Each line that holds the word "American" should be returned.
______________________________
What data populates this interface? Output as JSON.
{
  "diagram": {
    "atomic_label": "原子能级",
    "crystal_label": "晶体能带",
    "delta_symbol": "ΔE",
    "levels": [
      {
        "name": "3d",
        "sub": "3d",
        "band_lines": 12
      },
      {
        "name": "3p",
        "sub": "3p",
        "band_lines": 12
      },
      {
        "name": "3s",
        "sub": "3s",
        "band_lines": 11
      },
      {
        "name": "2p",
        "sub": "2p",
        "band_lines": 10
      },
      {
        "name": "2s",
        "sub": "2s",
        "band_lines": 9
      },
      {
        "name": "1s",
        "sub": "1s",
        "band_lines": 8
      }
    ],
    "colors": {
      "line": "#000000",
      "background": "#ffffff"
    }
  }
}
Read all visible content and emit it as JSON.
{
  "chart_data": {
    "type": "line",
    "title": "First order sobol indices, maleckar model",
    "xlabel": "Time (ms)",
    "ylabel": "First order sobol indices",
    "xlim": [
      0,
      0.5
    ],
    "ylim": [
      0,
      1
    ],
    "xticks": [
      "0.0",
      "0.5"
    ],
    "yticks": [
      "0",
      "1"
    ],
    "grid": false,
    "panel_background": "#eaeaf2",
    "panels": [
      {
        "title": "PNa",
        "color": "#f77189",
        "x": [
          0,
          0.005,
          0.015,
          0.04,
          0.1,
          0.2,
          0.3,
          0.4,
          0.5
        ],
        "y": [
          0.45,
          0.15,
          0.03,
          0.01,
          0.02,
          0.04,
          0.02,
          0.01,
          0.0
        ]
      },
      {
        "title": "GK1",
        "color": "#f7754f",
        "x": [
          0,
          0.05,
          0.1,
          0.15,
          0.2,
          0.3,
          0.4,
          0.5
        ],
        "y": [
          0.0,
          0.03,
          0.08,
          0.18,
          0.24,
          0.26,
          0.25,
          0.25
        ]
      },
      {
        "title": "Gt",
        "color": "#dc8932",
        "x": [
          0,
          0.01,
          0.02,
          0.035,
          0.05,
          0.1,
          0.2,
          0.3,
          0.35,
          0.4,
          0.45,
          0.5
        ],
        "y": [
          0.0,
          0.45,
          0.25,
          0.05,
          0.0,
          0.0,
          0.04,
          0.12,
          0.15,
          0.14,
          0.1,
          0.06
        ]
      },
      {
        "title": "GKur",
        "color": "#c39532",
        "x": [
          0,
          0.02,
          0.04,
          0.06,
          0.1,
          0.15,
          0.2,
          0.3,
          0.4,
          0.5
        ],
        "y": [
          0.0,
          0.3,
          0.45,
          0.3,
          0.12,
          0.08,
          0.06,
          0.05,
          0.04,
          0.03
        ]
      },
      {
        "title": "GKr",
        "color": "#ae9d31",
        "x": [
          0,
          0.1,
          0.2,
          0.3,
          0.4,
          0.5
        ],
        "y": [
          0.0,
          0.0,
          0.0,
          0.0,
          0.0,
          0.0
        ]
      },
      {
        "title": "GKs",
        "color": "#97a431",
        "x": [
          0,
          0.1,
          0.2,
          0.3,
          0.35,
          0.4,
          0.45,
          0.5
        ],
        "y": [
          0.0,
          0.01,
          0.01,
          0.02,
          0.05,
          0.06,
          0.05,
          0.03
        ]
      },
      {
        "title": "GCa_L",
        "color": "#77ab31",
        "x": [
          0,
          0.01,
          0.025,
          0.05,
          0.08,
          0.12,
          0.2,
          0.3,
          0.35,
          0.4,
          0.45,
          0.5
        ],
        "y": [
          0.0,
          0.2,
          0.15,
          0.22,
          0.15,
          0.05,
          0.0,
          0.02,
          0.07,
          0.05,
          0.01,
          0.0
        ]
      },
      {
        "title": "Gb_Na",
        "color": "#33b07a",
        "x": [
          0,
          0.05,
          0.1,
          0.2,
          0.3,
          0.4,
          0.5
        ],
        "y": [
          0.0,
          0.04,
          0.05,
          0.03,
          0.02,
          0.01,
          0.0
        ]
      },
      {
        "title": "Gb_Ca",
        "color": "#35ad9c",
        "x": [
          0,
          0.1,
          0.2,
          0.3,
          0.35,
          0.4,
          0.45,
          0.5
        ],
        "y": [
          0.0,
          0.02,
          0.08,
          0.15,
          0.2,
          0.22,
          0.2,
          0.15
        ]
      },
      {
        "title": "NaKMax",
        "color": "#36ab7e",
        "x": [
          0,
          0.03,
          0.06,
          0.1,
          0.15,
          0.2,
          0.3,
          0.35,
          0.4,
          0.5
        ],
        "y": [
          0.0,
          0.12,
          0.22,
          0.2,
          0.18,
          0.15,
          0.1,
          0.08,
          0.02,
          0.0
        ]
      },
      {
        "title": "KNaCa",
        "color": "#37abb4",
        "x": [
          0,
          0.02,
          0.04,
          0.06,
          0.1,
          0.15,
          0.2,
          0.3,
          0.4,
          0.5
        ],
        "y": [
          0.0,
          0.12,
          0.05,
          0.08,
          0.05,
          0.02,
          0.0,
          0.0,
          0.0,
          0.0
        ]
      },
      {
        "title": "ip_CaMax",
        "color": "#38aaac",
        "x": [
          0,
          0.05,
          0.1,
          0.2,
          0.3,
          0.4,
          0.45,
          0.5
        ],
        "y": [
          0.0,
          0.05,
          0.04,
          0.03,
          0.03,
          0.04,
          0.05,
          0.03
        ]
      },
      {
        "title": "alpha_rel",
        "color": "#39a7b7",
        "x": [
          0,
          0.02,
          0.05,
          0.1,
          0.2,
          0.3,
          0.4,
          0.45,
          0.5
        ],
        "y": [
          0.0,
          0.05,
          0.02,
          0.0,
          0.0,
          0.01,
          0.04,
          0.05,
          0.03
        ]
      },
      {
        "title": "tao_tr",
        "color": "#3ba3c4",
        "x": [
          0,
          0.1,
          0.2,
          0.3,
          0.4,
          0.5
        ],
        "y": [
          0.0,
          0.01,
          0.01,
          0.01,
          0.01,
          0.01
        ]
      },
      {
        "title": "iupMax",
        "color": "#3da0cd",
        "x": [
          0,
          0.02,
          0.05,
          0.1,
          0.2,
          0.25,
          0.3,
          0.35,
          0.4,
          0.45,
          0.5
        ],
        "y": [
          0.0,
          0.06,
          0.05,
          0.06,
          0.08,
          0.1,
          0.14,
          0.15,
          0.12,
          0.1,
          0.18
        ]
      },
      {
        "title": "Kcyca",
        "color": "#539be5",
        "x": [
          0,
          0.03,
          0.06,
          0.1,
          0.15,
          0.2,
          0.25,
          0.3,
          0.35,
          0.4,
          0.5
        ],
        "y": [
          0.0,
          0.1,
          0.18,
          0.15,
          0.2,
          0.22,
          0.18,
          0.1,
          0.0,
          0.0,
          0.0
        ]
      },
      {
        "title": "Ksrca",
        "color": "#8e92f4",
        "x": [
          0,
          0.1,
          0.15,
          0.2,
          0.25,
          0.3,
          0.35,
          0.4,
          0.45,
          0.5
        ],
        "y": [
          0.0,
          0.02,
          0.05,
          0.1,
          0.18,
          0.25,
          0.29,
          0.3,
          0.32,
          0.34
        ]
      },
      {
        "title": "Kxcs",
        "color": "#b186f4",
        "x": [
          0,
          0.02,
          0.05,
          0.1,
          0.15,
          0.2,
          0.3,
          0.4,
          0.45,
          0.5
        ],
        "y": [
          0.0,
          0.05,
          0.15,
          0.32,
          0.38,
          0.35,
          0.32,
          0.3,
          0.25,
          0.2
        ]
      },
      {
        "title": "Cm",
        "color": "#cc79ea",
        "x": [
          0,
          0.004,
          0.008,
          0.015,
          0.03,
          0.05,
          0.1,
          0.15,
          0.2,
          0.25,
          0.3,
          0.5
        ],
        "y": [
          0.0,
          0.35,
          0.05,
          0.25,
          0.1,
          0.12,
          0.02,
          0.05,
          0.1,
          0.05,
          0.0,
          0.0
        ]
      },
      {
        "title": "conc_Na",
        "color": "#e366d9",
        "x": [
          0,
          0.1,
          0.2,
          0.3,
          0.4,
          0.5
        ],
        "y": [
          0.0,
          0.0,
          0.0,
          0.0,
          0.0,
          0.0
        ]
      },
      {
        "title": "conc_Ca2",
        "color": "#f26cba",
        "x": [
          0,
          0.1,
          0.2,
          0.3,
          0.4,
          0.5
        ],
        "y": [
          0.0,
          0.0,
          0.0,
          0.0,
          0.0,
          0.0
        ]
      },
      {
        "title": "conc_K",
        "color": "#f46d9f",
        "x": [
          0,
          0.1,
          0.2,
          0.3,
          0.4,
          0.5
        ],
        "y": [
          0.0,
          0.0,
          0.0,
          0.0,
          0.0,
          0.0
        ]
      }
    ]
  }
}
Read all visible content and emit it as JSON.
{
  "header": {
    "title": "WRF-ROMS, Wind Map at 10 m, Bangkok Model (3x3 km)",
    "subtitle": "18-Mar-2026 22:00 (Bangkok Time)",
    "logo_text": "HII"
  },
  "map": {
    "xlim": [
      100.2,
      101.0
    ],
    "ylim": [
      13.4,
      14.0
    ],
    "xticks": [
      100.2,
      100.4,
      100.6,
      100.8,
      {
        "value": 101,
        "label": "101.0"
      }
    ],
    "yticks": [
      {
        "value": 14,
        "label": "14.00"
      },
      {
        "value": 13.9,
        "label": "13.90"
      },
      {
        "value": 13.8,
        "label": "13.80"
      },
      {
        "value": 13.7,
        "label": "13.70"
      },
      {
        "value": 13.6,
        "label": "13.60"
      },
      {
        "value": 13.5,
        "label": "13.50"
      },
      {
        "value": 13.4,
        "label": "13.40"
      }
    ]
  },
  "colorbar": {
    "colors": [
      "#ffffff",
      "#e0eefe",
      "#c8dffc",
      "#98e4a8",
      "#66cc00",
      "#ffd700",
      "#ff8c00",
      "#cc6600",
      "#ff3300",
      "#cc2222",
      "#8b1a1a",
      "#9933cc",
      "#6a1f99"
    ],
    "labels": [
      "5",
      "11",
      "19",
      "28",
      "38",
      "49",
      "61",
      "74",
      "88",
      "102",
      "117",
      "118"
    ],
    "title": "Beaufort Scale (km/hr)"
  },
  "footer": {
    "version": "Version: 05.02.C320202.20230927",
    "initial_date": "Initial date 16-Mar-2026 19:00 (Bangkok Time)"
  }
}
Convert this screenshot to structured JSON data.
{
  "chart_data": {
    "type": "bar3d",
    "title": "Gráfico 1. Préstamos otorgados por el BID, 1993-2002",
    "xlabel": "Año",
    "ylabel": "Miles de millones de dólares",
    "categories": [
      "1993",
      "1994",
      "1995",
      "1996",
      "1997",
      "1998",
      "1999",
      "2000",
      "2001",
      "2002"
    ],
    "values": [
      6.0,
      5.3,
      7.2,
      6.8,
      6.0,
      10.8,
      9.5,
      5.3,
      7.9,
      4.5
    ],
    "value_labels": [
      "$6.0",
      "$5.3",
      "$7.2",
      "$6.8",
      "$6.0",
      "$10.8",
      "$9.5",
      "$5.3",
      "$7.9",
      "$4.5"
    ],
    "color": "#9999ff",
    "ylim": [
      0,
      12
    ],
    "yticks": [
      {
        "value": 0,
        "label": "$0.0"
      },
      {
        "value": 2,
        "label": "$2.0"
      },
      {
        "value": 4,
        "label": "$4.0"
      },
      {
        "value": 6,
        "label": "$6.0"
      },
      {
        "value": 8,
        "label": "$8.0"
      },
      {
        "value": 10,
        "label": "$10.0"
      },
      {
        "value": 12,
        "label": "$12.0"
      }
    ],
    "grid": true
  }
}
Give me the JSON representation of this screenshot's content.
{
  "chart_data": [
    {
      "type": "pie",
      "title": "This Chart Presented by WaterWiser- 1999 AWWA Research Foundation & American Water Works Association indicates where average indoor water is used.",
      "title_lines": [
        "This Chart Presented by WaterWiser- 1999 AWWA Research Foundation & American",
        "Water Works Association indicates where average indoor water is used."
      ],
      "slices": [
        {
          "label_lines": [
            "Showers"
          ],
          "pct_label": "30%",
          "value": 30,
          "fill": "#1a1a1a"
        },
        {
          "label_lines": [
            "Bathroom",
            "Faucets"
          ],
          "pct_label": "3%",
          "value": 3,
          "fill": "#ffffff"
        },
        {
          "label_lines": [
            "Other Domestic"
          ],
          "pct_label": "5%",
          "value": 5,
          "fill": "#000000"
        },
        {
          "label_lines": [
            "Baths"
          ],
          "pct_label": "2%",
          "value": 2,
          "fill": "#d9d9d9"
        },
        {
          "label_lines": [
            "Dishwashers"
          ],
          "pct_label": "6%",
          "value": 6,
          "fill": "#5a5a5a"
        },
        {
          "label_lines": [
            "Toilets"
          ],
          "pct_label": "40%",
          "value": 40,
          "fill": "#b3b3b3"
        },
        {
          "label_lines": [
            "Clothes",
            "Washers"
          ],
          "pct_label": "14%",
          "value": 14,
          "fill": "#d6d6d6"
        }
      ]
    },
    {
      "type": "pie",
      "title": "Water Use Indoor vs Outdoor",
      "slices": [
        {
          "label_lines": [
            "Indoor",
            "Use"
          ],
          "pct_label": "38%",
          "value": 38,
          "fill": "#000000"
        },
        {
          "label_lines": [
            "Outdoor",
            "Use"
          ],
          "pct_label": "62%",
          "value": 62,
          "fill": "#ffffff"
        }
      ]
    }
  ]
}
______________________________
§ **Written reply**
      "title": "This Chart Presented by WaterWiser- 1999 AWWA Research Foundation & American Water Works Association indicates where average indoor water is used.",
        "This Chart Presented by WaterWiser- 1999 AWWA Research Foundation & American",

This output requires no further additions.